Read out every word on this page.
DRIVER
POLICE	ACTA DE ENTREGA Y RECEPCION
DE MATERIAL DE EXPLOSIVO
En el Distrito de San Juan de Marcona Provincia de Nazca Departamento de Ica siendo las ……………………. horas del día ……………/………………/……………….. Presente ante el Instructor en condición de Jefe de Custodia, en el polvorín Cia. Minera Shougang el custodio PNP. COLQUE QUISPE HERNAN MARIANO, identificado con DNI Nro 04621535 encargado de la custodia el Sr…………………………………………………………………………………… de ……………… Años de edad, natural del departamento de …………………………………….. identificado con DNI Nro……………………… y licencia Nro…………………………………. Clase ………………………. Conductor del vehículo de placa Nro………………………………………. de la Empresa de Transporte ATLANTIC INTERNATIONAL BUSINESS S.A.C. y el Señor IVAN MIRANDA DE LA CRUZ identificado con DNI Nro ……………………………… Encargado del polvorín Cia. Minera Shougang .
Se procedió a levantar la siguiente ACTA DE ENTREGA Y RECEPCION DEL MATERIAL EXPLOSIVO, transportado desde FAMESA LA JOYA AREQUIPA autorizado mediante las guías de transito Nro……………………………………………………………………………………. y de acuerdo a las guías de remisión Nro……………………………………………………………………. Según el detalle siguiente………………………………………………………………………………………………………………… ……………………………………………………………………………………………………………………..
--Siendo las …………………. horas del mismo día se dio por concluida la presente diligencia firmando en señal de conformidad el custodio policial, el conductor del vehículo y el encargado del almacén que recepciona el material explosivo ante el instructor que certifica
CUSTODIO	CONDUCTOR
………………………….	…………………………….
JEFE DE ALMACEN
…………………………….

**Given problem**
Within the records above, how many lines include the word "ACTA"? State the number by itself.

**Result for this task**
2